Written request: Collect each line holding the string "drach".

----- Given information -----

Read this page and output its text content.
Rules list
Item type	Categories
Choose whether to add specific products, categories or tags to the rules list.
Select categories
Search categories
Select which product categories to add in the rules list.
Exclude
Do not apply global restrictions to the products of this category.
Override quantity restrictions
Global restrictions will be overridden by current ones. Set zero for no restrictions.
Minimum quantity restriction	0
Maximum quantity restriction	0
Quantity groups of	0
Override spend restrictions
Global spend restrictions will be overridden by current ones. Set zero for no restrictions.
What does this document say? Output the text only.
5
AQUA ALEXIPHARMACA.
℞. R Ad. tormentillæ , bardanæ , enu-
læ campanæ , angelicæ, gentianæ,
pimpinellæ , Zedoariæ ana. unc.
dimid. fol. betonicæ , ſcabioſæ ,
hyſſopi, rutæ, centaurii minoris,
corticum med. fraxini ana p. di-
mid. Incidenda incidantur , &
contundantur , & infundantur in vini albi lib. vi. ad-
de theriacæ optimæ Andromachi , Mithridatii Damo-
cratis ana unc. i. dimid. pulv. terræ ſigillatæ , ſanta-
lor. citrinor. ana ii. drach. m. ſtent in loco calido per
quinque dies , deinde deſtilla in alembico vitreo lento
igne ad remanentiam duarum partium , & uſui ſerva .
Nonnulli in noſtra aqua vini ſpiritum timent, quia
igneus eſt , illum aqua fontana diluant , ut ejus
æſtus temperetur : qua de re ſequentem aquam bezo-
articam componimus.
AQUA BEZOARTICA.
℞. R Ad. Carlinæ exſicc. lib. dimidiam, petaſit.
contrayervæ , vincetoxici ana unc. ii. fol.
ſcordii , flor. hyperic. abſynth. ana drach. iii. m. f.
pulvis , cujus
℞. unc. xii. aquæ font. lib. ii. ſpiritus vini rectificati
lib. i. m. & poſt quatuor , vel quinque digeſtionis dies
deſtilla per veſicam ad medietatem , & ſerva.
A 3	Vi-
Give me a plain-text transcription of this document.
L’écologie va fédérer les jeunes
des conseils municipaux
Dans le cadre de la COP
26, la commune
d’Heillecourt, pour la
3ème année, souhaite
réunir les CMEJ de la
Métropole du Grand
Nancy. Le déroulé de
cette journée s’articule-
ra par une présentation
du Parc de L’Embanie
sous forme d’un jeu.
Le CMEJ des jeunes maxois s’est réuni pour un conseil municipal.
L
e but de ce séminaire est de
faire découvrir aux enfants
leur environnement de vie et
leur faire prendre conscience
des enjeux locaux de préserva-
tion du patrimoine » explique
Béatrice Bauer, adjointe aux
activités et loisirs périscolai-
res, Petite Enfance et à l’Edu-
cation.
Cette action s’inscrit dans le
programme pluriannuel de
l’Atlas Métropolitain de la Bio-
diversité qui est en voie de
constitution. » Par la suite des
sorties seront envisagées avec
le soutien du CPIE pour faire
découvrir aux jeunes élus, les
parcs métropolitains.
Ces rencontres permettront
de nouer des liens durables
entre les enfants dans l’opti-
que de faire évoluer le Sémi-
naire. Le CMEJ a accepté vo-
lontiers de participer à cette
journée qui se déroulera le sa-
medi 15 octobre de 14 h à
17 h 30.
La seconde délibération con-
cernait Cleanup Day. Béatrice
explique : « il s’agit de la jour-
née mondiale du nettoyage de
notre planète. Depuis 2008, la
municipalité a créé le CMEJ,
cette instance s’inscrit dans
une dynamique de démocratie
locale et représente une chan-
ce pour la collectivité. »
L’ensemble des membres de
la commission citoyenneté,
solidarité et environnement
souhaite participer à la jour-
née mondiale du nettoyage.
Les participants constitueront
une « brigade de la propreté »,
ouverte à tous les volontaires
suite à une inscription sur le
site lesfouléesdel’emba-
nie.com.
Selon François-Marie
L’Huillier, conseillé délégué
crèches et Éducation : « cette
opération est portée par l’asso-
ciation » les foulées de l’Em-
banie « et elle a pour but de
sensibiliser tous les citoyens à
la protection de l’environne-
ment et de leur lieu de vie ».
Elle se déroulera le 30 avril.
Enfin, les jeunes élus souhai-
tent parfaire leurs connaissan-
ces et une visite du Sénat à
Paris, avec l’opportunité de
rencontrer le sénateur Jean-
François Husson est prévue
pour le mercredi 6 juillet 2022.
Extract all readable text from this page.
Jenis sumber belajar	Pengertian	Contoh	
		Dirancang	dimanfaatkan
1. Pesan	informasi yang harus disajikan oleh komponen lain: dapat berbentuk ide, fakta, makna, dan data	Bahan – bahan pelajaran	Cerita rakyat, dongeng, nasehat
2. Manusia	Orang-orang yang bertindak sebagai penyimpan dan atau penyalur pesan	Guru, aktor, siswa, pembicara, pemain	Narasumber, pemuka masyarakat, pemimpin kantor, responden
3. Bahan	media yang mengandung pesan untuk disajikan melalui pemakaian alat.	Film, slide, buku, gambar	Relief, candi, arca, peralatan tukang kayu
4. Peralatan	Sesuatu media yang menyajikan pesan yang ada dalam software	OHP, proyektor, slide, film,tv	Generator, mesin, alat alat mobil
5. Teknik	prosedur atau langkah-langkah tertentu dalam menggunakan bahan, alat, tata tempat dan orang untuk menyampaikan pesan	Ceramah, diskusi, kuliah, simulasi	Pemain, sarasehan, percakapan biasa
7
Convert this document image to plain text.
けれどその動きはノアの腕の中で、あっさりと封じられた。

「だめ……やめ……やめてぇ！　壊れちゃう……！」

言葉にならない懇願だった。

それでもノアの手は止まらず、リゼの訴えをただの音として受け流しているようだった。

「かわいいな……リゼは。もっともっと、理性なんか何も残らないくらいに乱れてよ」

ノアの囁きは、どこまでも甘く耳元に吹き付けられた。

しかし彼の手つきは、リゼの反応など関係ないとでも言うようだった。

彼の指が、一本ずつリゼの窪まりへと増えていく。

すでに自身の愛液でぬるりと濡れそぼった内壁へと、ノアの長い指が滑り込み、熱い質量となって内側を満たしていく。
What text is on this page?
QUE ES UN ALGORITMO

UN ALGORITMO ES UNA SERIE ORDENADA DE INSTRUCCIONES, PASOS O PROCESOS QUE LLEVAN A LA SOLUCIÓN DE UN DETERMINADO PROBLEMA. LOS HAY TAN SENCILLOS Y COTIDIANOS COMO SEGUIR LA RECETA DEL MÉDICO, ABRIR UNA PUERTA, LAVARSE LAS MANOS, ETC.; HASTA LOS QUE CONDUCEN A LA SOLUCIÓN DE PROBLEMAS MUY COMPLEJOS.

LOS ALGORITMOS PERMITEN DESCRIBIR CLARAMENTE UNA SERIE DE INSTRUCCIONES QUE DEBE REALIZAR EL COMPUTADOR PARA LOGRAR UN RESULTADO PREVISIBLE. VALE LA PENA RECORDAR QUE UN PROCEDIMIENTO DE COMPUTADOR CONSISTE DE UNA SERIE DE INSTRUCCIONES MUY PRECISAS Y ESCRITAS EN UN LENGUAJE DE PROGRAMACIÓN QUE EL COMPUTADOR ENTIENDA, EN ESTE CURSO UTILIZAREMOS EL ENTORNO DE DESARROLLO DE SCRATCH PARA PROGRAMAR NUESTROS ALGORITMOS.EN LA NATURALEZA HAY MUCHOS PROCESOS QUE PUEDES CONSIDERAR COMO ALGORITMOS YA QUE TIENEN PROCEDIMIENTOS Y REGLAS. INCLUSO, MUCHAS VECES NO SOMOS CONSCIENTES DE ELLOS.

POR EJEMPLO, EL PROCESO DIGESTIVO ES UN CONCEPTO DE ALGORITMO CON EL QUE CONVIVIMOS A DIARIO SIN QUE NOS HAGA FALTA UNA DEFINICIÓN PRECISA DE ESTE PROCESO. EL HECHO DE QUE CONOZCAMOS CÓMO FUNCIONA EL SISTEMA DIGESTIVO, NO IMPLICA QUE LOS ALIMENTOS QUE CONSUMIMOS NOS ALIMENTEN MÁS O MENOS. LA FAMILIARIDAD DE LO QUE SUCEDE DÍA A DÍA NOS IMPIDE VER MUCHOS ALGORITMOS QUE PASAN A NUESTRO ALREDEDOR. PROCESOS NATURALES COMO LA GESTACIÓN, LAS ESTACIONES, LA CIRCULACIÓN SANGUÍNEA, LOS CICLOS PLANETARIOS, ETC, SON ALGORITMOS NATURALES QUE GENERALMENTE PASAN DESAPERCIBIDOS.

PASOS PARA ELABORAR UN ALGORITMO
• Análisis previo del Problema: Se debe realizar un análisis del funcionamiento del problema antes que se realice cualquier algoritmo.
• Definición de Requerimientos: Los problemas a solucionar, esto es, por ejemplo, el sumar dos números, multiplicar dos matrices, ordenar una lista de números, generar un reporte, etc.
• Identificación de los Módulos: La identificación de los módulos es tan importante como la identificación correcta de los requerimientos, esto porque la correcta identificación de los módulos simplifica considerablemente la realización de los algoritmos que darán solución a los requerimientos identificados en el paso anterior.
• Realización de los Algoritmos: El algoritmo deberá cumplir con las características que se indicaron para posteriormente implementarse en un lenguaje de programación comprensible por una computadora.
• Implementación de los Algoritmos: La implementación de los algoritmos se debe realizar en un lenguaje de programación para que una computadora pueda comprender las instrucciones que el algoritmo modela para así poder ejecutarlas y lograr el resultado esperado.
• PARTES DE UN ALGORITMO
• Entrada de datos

-----

Exercise answer:
lor. citrinor. ana ii. drach. m. ſtent in loco calido per
ſcordii , flor. hyperic. abſynth. ana drach. iii. m. f.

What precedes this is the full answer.